◆ Data provided

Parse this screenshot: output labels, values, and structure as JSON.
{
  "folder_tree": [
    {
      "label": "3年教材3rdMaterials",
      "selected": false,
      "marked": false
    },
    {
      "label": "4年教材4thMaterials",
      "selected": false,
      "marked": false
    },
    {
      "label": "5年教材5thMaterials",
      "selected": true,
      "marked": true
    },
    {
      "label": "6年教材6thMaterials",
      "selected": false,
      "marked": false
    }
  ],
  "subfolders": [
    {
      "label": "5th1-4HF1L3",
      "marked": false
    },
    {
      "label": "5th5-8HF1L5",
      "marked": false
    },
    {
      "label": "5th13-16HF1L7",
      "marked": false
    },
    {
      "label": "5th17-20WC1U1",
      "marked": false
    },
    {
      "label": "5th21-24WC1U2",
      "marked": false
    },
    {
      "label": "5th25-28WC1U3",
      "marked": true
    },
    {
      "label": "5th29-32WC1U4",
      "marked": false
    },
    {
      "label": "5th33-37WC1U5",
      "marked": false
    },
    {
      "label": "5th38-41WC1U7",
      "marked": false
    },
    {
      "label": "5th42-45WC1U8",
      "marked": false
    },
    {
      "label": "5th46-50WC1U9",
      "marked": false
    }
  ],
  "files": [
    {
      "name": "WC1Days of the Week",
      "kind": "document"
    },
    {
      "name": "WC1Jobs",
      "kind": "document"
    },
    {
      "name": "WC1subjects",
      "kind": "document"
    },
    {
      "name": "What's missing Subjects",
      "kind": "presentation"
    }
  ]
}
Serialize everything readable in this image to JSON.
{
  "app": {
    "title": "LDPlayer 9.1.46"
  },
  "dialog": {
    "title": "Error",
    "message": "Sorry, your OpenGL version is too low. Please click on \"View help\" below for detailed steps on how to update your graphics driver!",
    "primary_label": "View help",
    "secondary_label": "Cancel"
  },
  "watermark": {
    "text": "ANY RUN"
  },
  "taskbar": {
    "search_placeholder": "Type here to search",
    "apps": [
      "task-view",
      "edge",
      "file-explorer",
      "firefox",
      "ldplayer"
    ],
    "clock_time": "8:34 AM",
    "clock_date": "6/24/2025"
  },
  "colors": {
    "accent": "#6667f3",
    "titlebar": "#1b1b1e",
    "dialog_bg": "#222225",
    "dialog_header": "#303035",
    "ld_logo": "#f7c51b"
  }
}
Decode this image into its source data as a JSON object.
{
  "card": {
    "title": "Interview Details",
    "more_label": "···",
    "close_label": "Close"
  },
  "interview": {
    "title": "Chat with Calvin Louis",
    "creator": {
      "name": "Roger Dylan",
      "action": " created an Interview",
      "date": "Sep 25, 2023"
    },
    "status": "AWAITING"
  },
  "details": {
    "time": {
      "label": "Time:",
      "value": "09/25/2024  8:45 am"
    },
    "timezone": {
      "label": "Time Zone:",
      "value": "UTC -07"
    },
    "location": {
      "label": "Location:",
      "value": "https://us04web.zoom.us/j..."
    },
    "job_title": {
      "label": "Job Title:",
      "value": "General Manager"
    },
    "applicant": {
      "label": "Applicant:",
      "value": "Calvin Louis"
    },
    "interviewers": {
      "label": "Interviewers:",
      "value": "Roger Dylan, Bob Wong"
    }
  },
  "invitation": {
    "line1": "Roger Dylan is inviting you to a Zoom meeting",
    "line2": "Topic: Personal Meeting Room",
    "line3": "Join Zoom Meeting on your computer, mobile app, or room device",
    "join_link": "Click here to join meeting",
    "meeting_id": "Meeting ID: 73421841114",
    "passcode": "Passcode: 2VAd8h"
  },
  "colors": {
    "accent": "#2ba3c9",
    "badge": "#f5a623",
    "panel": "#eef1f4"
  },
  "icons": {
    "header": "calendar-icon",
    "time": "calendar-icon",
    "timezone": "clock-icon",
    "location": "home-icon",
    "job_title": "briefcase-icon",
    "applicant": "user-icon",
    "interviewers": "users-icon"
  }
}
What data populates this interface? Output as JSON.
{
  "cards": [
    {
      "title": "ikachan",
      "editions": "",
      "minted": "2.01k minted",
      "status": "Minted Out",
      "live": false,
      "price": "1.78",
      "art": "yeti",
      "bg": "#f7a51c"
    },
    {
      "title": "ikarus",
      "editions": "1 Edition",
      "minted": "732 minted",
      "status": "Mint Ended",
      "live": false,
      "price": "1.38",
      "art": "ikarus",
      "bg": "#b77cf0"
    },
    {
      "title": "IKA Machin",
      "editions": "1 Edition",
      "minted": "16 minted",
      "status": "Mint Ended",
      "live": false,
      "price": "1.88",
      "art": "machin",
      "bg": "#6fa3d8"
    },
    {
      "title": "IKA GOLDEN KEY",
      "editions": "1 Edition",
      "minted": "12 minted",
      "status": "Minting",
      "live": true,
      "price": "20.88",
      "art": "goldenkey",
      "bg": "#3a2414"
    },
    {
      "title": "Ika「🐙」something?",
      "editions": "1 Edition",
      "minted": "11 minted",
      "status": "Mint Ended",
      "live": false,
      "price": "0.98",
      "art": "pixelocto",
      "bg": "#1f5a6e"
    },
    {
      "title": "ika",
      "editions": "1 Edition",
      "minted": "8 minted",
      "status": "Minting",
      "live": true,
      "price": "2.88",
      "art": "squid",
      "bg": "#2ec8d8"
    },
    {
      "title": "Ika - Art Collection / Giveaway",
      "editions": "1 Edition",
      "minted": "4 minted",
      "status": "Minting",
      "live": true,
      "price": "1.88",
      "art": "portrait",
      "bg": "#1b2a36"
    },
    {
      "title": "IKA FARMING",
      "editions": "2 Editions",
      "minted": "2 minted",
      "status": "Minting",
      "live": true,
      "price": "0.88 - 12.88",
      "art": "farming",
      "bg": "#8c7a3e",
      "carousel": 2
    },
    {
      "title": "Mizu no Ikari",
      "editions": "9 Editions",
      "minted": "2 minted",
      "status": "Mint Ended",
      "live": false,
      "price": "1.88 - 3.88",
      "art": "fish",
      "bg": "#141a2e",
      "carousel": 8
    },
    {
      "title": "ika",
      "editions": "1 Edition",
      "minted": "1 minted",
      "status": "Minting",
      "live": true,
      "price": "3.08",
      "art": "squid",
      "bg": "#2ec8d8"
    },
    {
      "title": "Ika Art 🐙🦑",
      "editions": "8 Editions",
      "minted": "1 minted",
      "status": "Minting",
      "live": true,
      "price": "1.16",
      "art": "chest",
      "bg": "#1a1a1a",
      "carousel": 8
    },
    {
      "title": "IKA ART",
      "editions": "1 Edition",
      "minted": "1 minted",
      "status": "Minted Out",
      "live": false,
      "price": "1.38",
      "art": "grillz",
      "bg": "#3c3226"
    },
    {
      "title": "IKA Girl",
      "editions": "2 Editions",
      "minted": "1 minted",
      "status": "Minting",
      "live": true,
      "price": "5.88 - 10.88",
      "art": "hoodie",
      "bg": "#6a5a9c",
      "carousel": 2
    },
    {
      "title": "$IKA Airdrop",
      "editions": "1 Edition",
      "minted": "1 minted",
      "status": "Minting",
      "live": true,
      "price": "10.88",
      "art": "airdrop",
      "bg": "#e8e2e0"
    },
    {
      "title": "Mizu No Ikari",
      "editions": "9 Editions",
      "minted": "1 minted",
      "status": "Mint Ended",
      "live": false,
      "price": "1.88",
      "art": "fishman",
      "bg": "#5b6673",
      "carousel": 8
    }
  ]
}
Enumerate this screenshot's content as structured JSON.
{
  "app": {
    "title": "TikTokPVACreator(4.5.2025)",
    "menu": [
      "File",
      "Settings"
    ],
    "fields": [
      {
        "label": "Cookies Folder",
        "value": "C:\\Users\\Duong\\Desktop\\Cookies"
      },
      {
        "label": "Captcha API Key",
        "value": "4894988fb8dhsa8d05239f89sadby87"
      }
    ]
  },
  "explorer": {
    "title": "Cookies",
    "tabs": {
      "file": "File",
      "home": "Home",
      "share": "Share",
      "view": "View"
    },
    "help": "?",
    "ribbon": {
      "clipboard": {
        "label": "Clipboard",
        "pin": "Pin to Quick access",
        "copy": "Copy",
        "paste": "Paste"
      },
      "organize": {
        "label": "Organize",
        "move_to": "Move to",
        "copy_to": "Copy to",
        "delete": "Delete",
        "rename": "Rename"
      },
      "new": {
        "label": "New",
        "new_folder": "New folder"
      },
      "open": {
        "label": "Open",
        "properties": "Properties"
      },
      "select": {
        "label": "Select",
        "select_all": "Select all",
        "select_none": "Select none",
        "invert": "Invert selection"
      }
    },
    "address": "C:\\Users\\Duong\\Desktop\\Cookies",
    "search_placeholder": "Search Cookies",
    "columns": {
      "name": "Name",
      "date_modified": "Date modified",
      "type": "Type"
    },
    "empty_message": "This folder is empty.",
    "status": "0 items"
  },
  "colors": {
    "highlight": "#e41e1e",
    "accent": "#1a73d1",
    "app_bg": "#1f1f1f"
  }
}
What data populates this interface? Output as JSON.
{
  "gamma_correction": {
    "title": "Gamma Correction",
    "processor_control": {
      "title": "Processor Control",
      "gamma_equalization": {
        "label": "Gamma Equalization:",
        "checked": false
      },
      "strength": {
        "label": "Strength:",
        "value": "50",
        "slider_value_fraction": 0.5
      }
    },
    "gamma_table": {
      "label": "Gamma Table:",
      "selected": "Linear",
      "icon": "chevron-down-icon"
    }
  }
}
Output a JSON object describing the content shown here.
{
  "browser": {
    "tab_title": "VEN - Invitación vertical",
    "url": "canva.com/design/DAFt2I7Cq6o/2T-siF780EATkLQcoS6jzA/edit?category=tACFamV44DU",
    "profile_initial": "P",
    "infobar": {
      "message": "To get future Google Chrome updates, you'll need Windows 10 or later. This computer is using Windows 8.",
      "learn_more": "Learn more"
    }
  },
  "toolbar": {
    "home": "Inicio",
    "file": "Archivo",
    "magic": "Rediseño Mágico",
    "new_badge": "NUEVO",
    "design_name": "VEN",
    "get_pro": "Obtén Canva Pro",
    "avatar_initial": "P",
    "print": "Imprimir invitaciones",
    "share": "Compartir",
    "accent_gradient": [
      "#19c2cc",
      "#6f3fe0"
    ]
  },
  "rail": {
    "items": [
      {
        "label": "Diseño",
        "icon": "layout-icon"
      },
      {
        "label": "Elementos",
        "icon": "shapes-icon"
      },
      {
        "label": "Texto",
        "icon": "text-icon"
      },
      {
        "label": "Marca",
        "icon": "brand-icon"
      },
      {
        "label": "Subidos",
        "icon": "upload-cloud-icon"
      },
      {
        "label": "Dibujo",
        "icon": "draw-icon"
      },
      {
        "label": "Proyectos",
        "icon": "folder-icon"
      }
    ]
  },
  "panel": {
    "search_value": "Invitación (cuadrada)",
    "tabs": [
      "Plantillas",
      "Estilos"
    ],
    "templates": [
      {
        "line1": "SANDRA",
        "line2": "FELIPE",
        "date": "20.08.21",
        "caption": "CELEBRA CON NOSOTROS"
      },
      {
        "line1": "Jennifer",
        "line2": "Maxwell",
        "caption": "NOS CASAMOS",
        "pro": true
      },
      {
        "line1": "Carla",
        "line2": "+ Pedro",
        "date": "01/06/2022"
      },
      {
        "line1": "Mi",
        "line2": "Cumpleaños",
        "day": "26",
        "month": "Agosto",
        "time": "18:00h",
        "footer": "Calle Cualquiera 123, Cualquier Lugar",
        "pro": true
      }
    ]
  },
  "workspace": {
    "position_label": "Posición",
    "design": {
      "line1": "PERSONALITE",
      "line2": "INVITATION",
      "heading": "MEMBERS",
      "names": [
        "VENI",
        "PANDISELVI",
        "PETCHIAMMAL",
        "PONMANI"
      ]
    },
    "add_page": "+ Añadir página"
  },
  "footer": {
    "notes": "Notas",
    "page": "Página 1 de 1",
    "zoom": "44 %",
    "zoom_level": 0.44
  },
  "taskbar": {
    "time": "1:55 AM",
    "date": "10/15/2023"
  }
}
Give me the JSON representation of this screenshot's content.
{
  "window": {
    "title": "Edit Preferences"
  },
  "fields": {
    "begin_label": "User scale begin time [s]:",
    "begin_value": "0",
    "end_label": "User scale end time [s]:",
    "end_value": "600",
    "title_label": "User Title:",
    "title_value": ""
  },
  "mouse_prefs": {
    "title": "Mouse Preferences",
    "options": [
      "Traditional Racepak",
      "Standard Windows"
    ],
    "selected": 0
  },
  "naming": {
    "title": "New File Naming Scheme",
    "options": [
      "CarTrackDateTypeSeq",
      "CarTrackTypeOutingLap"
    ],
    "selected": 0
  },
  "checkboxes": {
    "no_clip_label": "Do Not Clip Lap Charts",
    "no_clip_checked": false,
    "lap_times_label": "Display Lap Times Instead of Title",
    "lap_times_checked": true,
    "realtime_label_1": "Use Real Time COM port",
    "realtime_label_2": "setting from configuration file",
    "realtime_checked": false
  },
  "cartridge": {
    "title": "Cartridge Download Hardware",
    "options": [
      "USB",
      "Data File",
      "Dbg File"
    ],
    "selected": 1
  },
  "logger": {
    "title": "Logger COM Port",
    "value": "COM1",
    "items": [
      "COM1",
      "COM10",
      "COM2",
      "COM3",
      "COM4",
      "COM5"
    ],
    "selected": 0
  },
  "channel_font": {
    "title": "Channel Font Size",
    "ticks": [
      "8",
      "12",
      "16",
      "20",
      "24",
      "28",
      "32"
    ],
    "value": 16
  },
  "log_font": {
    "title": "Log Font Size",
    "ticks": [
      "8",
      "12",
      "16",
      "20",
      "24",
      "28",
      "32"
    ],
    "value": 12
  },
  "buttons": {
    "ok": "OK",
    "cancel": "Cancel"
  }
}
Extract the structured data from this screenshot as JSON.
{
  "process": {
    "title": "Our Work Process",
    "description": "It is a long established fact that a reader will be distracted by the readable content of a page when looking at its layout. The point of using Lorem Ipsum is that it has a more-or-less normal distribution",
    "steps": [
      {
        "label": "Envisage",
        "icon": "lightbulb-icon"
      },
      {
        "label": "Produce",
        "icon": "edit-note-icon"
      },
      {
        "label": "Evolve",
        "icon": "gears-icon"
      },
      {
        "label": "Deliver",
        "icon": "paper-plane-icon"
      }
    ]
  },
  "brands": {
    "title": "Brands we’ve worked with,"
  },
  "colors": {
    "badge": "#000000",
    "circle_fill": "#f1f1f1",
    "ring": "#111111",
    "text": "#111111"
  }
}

◆ What needs to be done
Each line of the material above either contains the word "from" or does not; state how many do, and nothing else.

◆ Expected answer
2